─── Supplied records ───
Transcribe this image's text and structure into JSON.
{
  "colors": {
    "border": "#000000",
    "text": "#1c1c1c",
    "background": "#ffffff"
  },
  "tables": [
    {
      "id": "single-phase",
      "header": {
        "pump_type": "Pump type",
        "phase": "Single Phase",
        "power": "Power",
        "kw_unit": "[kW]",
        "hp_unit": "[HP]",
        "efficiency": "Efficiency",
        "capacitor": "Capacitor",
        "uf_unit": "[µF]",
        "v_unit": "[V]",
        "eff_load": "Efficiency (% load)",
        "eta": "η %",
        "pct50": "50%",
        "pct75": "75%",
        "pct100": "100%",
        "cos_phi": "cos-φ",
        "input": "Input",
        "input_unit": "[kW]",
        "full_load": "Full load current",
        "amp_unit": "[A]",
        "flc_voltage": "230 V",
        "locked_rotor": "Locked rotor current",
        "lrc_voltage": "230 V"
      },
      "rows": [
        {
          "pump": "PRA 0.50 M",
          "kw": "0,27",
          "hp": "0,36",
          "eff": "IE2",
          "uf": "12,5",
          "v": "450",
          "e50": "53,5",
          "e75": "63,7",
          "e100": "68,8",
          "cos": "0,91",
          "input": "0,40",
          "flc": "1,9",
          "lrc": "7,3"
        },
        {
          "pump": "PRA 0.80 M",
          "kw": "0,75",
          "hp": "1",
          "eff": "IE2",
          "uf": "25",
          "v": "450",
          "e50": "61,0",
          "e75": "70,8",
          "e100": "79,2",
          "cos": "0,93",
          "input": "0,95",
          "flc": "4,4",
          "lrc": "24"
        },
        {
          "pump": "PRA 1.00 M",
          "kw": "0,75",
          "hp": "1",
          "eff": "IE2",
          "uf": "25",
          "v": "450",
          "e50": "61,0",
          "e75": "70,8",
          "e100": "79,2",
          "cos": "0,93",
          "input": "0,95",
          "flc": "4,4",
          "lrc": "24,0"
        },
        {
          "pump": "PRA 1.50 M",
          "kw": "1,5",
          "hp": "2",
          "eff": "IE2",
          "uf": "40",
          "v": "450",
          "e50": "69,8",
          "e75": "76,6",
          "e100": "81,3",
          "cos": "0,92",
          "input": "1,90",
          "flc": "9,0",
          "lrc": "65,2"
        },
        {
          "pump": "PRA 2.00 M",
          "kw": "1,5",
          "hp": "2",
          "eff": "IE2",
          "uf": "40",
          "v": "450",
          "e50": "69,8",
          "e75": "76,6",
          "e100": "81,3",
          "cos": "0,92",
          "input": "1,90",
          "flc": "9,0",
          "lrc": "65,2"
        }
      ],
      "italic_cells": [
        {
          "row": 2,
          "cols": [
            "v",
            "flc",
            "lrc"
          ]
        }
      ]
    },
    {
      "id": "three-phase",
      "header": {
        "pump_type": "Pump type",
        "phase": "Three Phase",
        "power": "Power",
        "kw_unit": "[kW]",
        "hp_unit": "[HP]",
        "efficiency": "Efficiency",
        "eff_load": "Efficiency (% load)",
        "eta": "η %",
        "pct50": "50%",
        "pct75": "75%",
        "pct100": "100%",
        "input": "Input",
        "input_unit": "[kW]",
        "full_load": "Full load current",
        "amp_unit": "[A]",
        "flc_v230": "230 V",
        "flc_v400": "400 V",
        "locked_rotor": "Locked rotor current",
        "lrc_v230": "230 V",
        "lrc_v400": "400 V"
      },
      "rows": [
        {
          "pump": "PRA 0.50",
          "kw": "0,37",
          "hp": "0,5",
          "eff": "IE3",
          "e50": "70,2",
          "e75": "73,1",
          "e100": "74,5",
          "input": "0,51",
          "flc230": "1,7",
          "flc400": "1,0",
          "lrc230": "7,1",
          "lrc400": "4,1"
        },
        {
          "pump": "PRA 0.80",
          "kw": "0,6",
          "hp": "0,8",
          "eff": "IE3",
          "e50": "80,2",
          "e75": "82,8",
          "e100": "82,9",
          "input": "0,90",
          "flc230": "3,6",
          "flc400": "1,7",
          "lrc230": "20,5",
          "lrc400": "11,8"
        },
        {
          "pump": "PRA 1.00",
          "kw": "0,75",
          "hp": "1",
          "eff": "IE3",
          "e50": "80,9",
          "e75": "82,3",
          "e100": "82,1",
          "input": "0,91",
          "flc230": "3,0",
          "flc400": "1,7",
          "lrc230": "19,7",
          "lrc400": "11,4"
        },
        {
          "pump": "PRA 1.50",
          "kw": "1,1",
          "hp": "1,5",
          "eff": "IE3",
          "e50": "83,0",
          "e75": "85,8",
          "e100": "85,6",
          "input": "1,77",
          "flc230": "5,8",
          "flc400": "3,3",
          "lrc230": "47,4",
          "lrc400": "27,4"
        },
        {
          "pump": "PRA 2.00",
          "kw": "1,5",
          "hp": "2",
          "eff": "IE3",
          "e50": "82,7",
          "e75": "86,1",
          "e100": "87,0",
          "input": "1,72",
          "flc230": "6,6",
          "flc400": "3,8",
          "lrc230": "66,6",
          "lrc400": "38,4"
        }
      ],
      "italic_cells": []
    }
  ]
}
───
Goal:
From the material above, copy each line that includes the word "phase".

Task output:
      "id": "single-phase",
        "phase": "Single Phase",
      "id": "three-phase",
        "phase": "Three Phase",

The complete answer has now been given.